§ YOUR INSTRUCTIONS: Quote the records below in full, exactly as given, with the images taken out.

---

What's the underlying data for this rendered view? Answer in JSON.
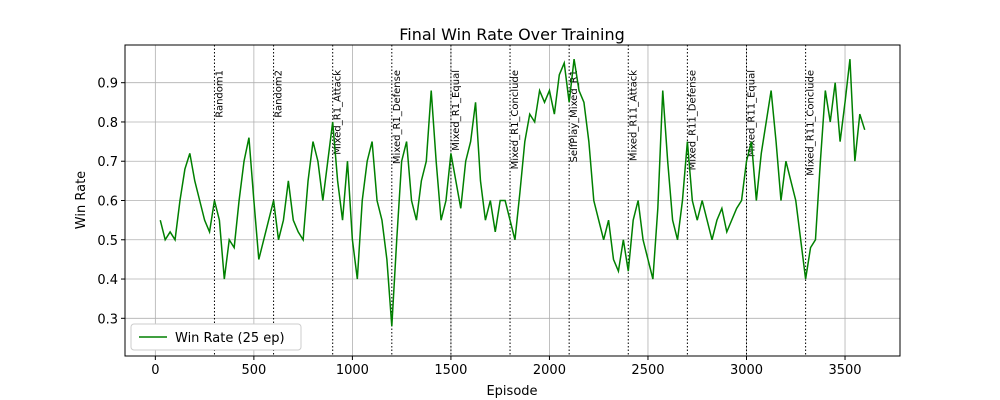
{
  "chart_data": {
    "type": "line",
    "title": "Final Win Rate Over Training",
    "x_label": "Episode",
    "y_label": "Win Rate",
    "x": [
      25,
      50,
      75,
      100,
      125,
      150,
      175,
      200,
      225,
      250,
      275,
      300,
      325,
      350,
      375,
      400,
      425,
      450,
      475,
      500,
      525,
      550,
      575,
      600,
      625,
      650,
      675,
      700,
      725,
      750,
      775,
      800,
      825,
      850,
      875,
      900,
      925,
      950,
      975,
      1000,
      1025,
      1050,
      1075,
      1100,
      1125,
      1150,
      1175,
      1200,
      1225,
      1250,
      1275,
      1300,
      1325,
      1350,
      1375,
      1400,
      1425,
      1450,
      1475,
      1500,
      1525,
      1550,
      1575,
      1600,
      1625,
      1650,
      1675,
      1700,
      1725,
      1750,
      1775,
      1800,
      1825,
      1850,
      1875,
      1900,
      1925,
      1950,
      1975,
      2000,
      2025,
      2050,
      2075,
      2100,
      2125,
      2150,
      2175,
      2200,
      2225,
      2250,
      2275,
      2300,
      2325,
      2350,
      2375,
      2400,
      2425,
      2450,
      2475,
      2500,
      2525,
      2550,
      2575,
      2600,
      2625,
      2650,
      2675,
      2700,
      2725,
      2750,
      2775,
      2800,
      2825,
      2850,
      2875,
      2900,
      2925,
      2950,
      2975,
      3000,
      3025,
      3050,
      3075,
      3100,
      3125,
      3150,
      3175,
      3200,
      3225,
      3250,
      3275,
      3300,
      3325,
      3350,
      3375,
      3400,
      3425,
      3450,
      3475,
      3500,
      3525,
      3550,
      3575,
      3600
    ],
    "series": [
      {
        "name": "Win Rate (25 ep)",
        "color": "#008000",
        "values": [
          0.55,
          0.5,
          0.52,
          0.5,
          0.6,
          0.68,
          0.72,
          0.65,
          0.6,
          0.55,
          0.52,
          0.6,
          0.55,
          0.4,
          0.5,
          0.48,
          0.6,
          0.7,
          0.76,
          0.6,
          0.45,
          0.5,
          0.55,
          0.6,
          0.5,
          0.55,
          0.65,
          0.55,
          0.52,
          0.5,
          0.65,
          0.75,
          0.7,
          0.6,
          0.7,
          0.8,
          0.65,
          0.55,
          0.7,
          0.5,
          0.4,
          0.6,
          0.7,
          0.75,
          0.6,
          0.55,
          0.45,
          0.28,
          0.5,
          0.7,
          0.75,
          0.6,
          0.55,
          0.65,
          0.7,
          0.88,
          0.7,
          0.55,
          0.6,
          0.72,
          0.65,
          0.58,
          0.7,
          0.75,
          0.85,
          0.65,
          0.55,
          0.6,
          0.52,
          0.6,
          0.6,
          0.55,
          0.5,
          0.62,
          0.75,
          0.82,
          0.8,
          0.88,
          0.85,
          0.88,
          0.82,
          0.92,
          0.95,
          0.85,
          0.96,
          0.88,
          0.85,
          0.75,
          0.6,
          0.55,
          0.5,
          0.55,
          0.45,
          0.42,
          0.5,
          0.42,
          0.55,
          0.6,
          0.5,
          0.45,
          0.4,
          0.58,
          0.88,
          0.7,
          0.55,
          0.5,
          0.6,
          0.75,
          0.6,
          0.55,
          0.6,
          0.55,
          0.5,
          0.55,
          0.58,
          0.52,
          0.55,
          0.58,
          0.6,
          0.7,
          0.75,
          0.6,
          0.72,
          0.8,
          0.88,
          0.75,
          0.6,
          0.7,
          0.65,
          0.6,
          0.5,
          0.4,
          0.48,
          0.5,
          0.7,
          0.88,
          0.8,
          0.9,
          0.75,
          0.85,
          0.96,
          0.7,
          0.82,
          0.78
        ]
      }
    ],
    "phases": [
      {
        "x": 300,
        "label": "Random1"
      },
      {
        "x": 600,
        "label": "Random2"
      },
      {
        "x": 900,
        "label": "Mixed_R1_Attack"
      },
      {
        "x": 1200,
        "label": "Mixed_R1_Defense"
      },
      {
        "x": 1500,
        "label": "Mixed_R1_Equal"
      },
      {
        "x": 1800,
        "label": "Mixed_R1_Conclude"
      },
      {
        "x": 2100,
        "label": "SelfPlay_Mixed_R1"
      },
      {
        "x": 2400,
        "label": "Mixed_R11_Attack"
      },
      {
        "x": 2700,
        "label": "Mixed_R11_Defense"
      },
      {
        "x": 3000,
        "label": "Mixed_R11_Equal"
      },
      {
        "x": 3300,
        "label": "Mixed_R11_Conclude"
      }
    ],
    "xlim": [
      -154,
      3779
    ],
    "ylim": [
      0.204,
      0.996
    ],
    "xticks": [
      0,
      500,
      1000,
      1500,
      2000,
      2500,
      3000,
      3500
    ],
    "yticks": [
      0.3,
      0.4,
      0.5,
      0.6,
      0.7,
      0.8,
      0.9
    ],
    "grid": true,
    "legend": "lower left"
  }
}
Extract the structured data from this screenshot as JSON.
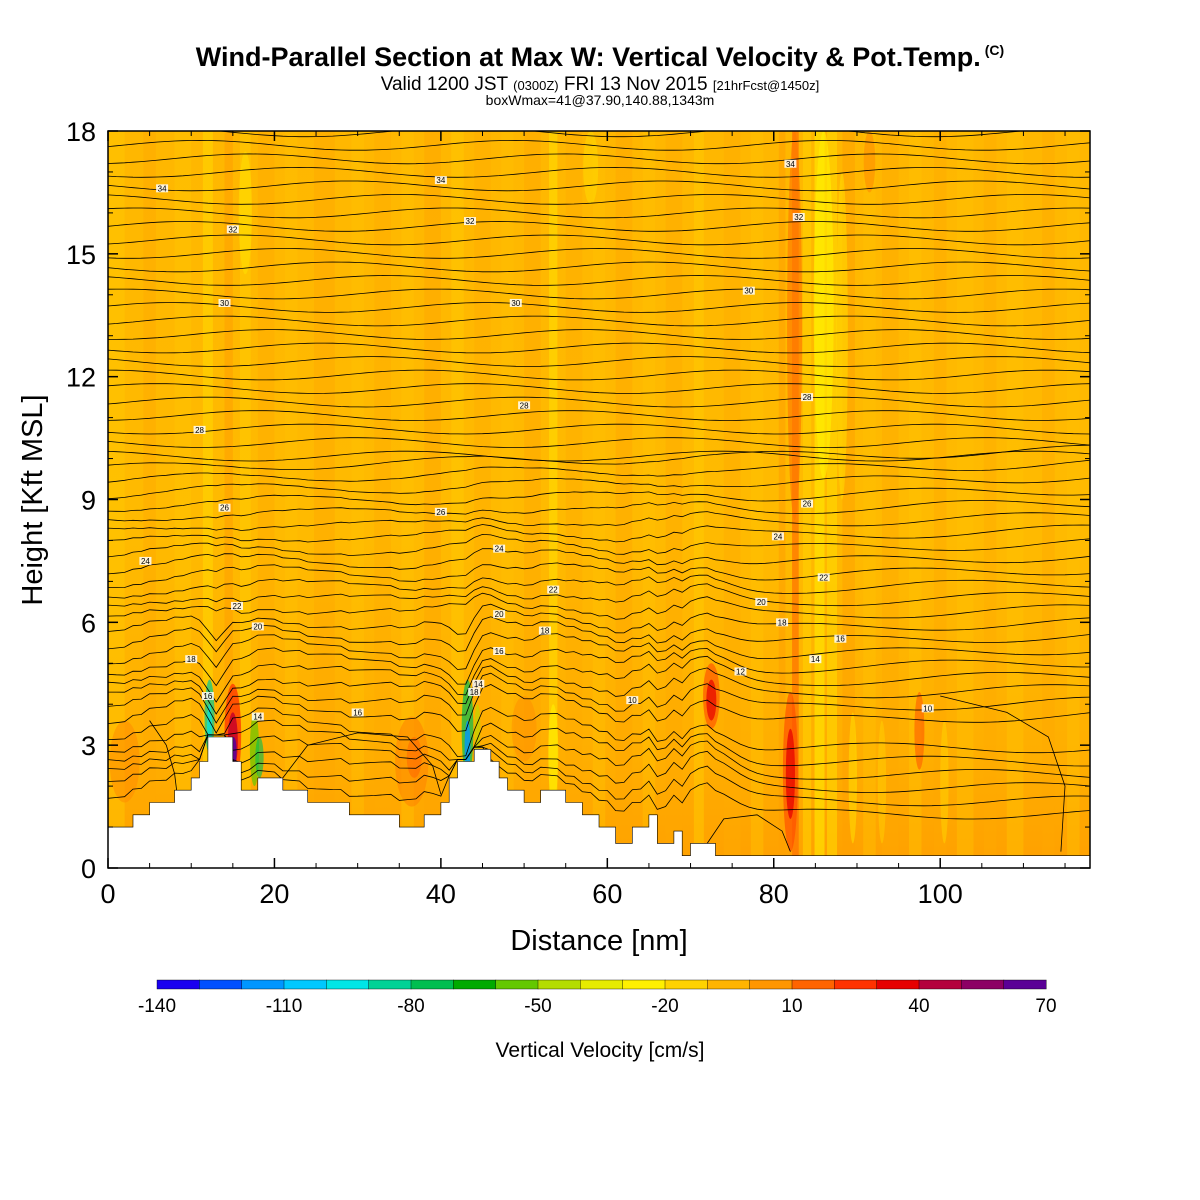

---

§ EXERCISE OUTPUT:
What's the underlying data for this rendered view? Answer in JSON.
{
  "chart_data": {
    "type": "line",
    "title": "Final Win Rate Over Training",
    "x_label": "Episode",
    "y_label": "Win Rate",
    "x": [
      25,
      50,
      75,
      100,
      125,
      150,
      175,
      200,
      225,
      250,
      275,
      300,
      325,
      350,
      375,
      400,
      425,
      450,
      475,
      500,
      525,
      550,
      575,
      600,
      625,
      650,
      675,
      700,
      725,
      750,
      775,
      800,
      825,
      850,
      875,
      900,
      925,
      950,
      975,
      1000,
      1025,
      1050,
      1075,
      1100,
      1125,
      1150,
      1175,
      1200,
      1225,
      1250,
      1275,
      1300,
      1325,
      1350,
      1375,
      1400,
      1425,
      1450,
      1475,
      1500,
      1525,
      1550,
      1575,
      1600,
      1625,
      1650,
      1675,
      1700,
      1725,
      1750,
      1775,
      1800,
      1825,
      1850,
      1875,
      1900,
      1925,
      1950,
      1975,
      2000,
      2025,
      2050,
      2075,
      2100,
      2125,
      2150,
      2175,
      2200,
      2225,
      2250,
      2275,
      2300,
      2325,
      2350,
      2375,
      2400,
      2425,
      2450,
      2475,
      2500,
      2525,
      2550,
      2575,
      2600,
      2625,
      2650,
      2675,
      2700,
      2725,
      2750,
      2775,
      2800,
      2825,
      2850,
      2875,
      2900,
      2925,
      2950,
      2975,
      3000,
      3025,
      3050,
      3075,
      3100,
      3125,
      3150,
      3175,
      3200,
      3225,
      3250,
      3275,
      3300,
      3325,
      3350,
      3375,
      3400,
      3425,
      3450,
      3475,
      3500,
      3525,
      3550,
      3575,
      3600
    ],
    "series": [
      {
        "name": "Win Rate (25 ep)",
        "color": "#008000",
        "values": [
          0.55,
          0.5,
          0.52,
          0.5,
          0.6,
          0.68,
          0.72,
          0.65,
          0.6,
          0.55,
          0.52,
          0.6,
          0.55,
          0.4,
          0.5,
          0.48,
          0.6,
          0.7,
          0.76,
          0.6,
          0.45,
          0.5,
          0.55,
          0.6,
          0.5,
          0.55,
          0.65,
          0.55,
          0.52,
          0.5,
          0.65,
          0.75,
          0.7,
          0.6,
          0.7,
          0.8,
          0.65,
          0.55,
          0.7,
          0.5,
          0.4,
          0.6,
          0.7,
          0.75,
          0.6,
          0.55,
          0.45,
          0.28,
          0.5,
          0.7,
          0.75,
          0.6,
          0.55,
          0.65,
          0.7,
          0.88,
          0.7,
          0.55,
          0.6,
          0.72,
          0.65,
          0.58,
          0.7,
          0.75,
          0.85,
          0.65,
          0.55,
          0.6,
          0.52,
          0.6,
          0.6,
          0.55,
          0.5,
          0.62,
          0.75,
          0.82,
          0.8,
          0.88,
          0.85,
          0.88,
          0.82,
          0.92,
          0.95,
          0.85,
          0.96,
          0.88,
          0.85,
          0.75,
          0.6,
          0.55,
          0.5,
          0.55,
          0.45,
          0.42,
          0.5,
          0.42,
          0.55,
          0.6,
          0.5,
          0.45,
          0.4,
          0.58,
          0.88,
          0.7,
          0.55,
          0.5,
          0.6,
          0.75,
          0.6,
          0.55,
          0.6,
          0.55,
          0.5,
          0.55,
          0.58,
          0.52,
          0.55,
          0.58,
          0.6,
          0.7,
          0.75,
          0.6,
          0.72,
          0.8,
          0.88,
          0.75,
          0.6,
          0.7,
          0.65,
          0.6,
          0.5,
          0.4,
          0.48,
          0.5,
          0.7,
          0.88,
          0.8,
          0.9,
          0.75,
          0.85,
          0.96,
          0.7,
          0.82,
          0.78
        ]
      }
    ],
    "phases": [
      {
        "x": 300,
        "label": "Random1"
      },
      {
        "x": 600,
        "label": "Random2"
      },
      {
        "x": 900,
        "label": "Mixed_R1_Attack"
      },
      {
        "x": 1200,
        "label": "Mixed_R1_Defense"
      },
      {
        "x": 1500,
        "label": "Mixed_R1_Equal"
      },
      {
        "x": 1800,
        "label": "Mixed_R1_Conclude"
      },
      {
        "x": 2100,
        "label": "SelfPlay_Mixed_R1"
      },
      {
        "x": 2400,
        "label": "Mixed_R11_Attack"
      },
      {
        "x": 2700,
        "label": "Mixed_R11_Defense"
      },
      {
        "x": 3000,
        "label": "Mixed_R11_Equal"
      },
      {
        "x": 3300,
        "label": "Mixed_R11_Conclude"
      }
    ],
    "xlim": [
      -154,
      3779
    ],
    "ylim": [
      0.204,
      0.996
    ],
    "xticks": [
      0,
      500,
      1000,
      1500,
      2000,
      2500,
      3000,
      3500
    ],
    "yticks": [
      0.3,
      0.4,
      0.5,
      0.6,
      0.7,
      0.8,
      0.9
    ],
    "grid": true,
    "legend": "lower left"
  }
}
Extract the structured data from this screenshot as JSON.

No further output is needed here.